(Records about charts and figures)
_ _ _ _ _
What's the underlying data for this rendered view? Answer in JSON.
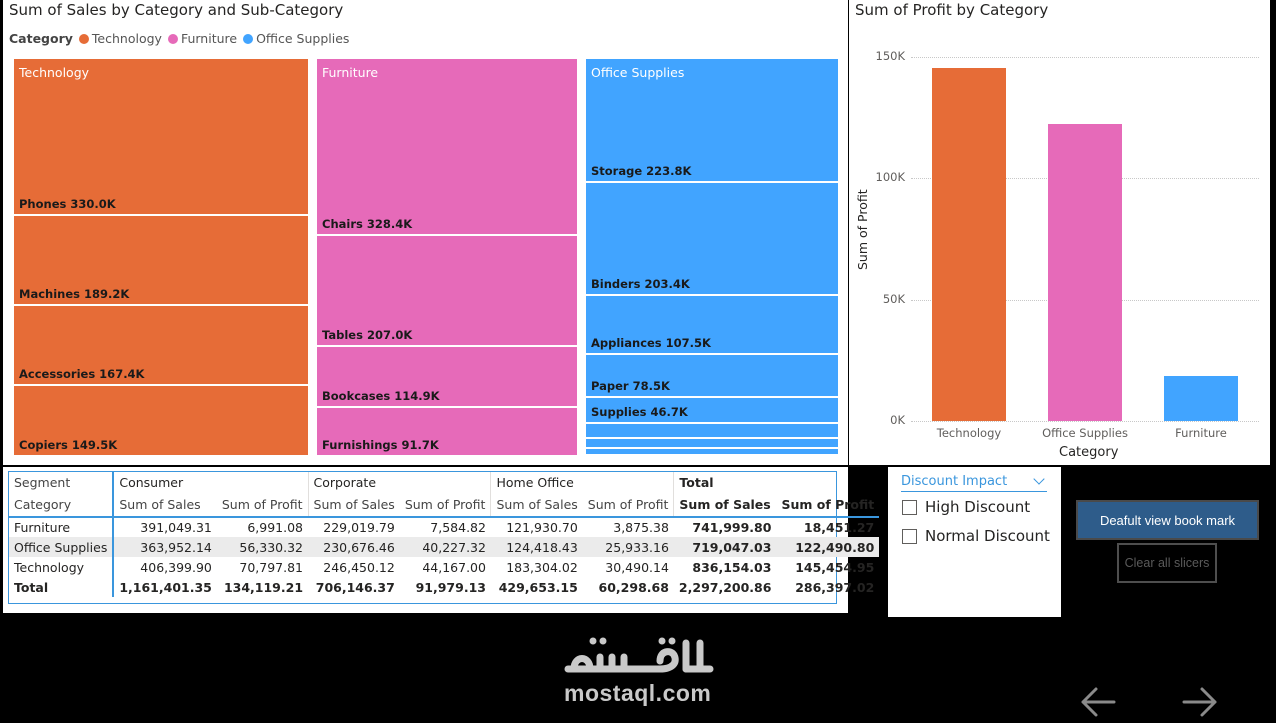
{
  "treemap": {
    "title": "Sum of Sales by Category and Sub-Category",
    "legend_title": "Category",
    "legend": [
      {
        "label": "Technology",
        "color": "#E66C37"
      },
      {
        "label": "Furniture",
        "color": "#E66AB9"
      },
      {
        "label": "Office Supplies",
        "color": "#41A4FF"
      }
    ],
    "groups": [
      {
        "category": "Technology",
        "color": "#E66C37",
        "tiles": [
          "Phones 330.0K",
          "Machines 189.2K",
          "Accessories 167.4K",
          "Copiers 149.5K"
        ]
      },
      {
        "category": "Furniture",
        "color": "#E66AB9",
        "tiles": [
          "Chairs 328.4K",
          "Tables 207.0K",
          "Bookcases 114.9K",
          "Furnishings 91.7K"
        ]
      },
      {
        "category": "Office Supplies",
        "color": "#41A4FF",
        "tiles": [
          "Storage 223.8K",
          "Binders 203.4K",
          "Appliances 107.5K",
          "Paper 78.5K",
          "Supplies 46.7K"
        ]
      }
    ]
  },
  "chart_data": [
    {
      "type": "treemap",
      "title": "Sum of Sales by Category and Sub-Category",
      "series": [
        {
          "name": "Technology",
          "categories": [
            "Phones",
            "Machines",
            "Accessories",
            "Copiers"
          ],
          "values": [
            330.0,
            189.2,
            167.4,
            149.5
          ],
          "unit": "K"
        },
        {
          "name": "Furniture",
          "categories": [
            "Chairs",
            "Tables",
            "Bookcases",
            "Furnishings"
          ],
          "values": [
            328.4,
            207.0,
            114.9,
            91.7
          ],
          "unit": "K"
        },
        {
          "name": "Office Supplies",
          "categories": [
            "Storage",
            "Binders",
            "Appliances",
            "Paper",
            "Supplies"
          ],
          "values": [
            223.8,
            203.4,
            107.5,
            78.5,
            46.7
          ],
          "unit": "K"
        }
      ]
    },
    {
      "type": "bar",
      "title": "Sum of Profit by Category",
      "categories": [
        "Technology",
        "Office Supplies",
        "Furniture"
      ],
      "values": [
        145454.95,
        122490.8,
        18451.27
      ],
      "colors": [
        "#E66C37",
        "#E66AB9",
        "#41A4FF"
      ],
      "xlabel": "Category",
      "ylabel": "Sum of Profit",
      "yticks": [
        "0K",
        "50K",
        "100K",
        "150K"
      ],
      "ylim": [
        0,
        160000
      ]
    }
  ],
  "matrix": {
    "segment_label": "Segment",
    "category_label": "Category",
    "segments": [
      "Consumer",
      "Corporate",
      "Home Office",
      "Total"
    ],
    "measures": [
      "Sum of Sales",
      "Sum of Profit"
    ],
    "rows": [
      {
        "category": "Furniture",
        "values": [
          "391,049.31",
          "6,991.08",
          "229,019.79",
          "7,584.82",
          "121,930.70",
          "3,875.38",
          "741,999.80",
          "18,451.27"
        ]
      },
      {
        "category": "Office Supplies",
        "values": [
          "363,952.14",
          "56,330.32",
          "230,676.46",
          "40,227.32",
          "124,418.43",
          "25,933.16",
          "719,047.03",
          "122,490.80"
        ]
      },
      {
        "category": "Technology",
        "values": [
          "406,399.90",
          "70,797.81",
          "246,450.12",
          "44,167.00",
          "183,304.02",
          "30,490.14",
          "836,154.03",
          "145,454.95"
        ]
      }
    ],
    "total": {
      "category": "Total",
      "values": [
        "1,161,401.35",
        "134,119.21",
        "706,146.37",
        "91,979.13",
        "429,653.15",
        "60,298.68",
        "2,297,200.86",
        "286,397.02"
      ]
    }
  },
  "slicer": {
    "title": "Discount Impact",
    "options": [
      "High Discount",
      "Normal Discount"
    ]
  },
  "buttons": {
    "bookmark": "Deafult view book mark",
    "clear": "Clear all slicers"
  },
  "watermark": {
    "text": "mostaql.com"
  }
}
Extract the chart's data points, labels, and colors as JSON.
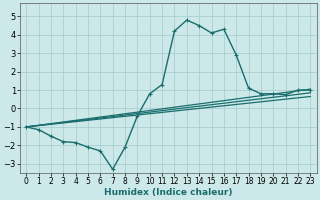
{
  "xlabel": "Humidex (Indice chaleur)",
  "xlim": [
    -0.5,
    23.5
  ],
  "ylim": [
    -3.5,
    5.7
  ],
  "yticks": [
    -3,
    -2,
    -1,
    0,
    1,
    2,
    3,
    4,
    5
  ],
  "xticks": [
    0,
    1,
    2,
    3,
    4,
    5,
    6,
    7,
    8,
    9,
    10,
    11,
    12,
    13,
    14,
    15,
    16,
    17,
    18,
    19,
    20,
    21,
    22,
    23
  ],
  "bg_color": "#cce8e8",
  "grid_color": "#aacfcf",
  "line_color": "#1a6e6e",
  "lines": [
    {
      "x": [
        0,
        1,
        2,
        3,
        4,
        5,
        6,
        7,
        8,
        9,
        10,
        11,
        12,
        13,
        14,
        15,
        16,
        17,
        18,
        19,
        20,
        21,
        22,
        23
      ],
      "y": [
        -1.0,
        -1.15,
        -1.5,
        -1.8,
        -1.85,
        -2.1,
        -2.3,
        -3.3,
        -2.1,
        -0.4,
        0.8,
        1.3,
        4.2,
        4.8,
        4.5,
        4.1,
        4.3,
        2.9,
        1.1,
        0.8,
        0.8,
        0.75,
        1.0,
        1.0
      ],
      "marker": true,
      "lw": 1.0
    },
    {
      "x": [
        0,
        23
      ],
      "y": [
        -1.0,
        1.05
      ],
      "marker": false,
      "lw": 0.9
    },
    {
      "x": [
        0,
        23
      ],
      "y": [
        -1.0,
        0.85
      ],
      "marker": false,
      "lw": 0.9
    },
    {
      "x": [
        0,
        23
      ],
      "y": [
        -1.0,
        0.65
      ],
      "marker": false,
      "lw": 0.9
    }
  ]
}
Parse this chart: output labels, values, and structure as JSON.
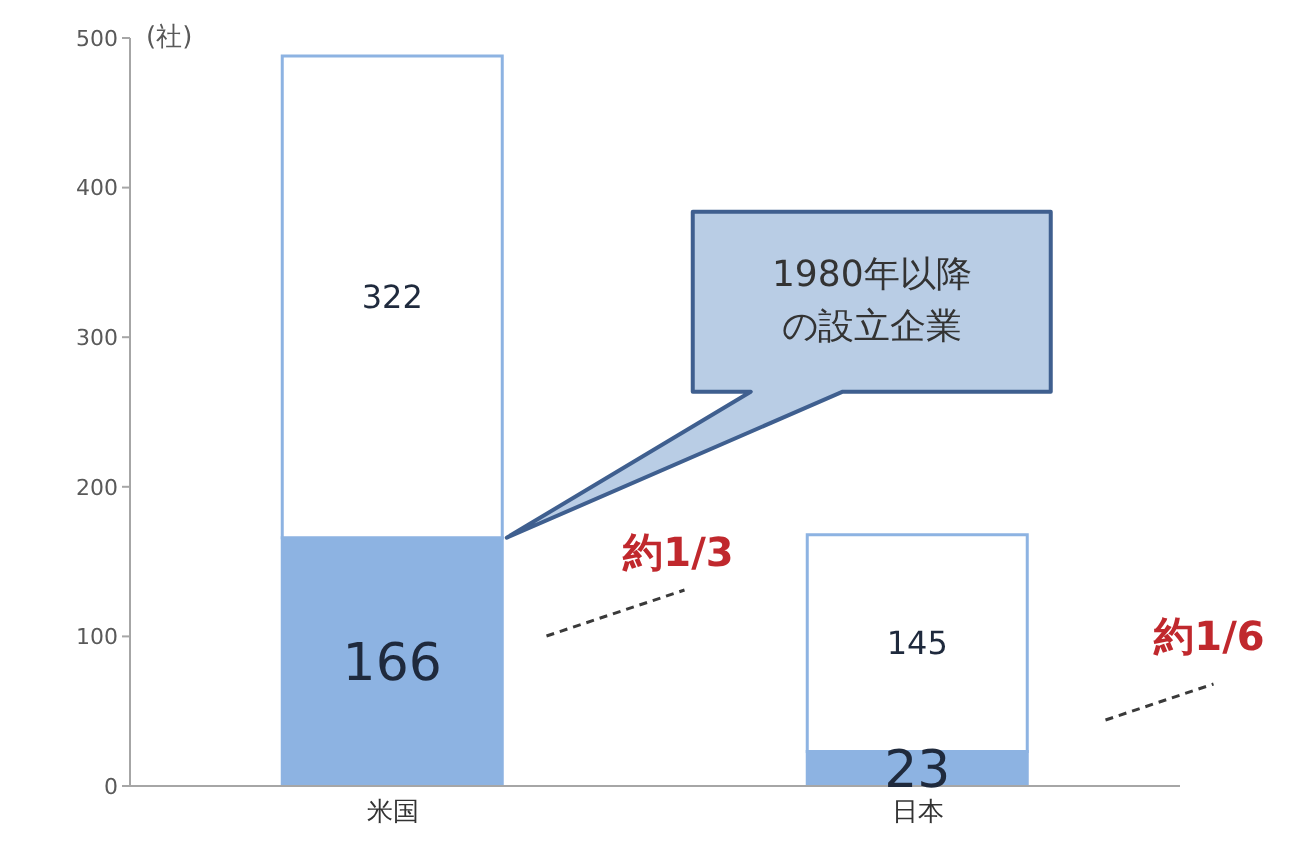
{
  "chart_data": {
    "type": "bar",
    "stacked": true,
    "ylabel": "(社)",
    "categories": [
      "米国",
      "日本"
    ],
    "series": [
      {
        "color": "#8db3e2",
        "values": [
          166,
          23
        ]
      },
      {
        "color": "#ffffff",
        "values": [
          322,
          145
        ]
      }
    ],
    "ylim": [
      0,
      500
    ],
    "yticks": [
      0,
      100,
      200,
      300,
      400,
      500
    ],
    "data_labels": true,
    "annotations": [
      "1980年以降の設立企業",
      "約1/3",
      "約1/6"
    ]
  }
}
_ _ _ _ _
**Problem description:** Extract, from the listing above, every line where the string "view" occurs.

**Written answer:**
What's the underlying data for this rendered view? Answer in JSON.
    "bookmark": "Deafult view book mark",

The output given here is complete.